• _PROBLEM STATEMENT_
Retype the records below exactly as they appear.

• _WORKING DATA_
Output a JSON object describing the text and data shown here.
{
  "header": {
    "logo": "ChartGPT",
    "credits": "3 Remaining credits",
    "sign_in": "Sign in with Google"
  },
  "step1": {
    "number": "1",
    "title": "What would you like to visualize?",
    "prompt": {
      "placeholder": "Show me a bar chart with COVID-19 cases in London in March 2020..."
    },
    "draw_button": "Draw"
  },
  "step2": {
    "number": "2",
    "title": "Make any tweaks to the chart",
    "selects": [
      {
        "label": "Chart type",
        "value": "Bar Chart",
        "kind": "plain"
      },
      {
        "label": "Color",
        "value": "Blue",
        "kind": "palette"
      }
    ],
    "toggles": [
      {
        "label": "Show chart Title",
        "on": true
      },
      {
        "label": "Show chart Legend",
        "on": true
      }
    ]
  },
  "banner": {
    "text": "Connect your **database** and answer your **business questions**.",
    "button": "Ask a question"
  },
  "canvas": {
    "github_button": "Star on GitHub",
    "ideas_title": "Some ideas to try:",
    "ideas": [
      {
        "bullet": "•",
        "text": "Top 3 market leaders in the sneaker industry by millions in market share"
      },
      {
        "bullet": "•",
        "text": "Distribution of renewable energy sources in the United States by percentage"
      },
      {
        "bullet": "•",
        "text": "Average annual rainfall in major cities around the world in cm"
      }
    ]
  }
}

• _SOLUTION FOR THIS PROBLEM_
Output a JSON object describing the text and data shown here.
{
  "header": {
    "logo": "ChartGPT",
    "credits": "3 Remaining credits",
    "sign_in": "Sign in with Google"
  },
  "step1": {
    "number": "1",
    "title": "What would you like to visualize?",
    "prompt": {
      "placeholder": "Show me a bar chart with COVID-19 cases in London in March 2020..."
    },
    "draw_button": "Draw"
  },
  "step2": {
    "number": "2",
    "title": "Make any tweaks to the chart",
    "selects": [
      {
        "label": "Chart type",
        "value": "Bar Chart",
        "kind": "plain"
      },
      {
        "label": "Color",
        "value": "Blue",
        "kind": "palette"
      }
    ],
    "toggles": [
      {
        "label": "Show chart Title",
        "on": true
      },
      {
        "label": "Show chart Legend",
        "on": true
      }
    ]
  },
  "banner": {
    "text": "Connect your **database** and answer your **business questions**.",
    "button": "Ask a question"
  },
  "canvas": {
    "github_button": "Star on GitHub",
    "ideas_title": "Some ideas to try:",
    "ideas": [
      {
        "bullet": "•",
        "text": "Top 3 market leaders in the sneaker industry by millions in market share"
      },
      {
        "bullet": "•",
        "text": "Distribution of renewable energy sources in the United States by percentage"
      },
      {
        "bullet": "•",
        "text": "Average annual rainfall in major cities around the world in cm"
      }
    ]
  }
}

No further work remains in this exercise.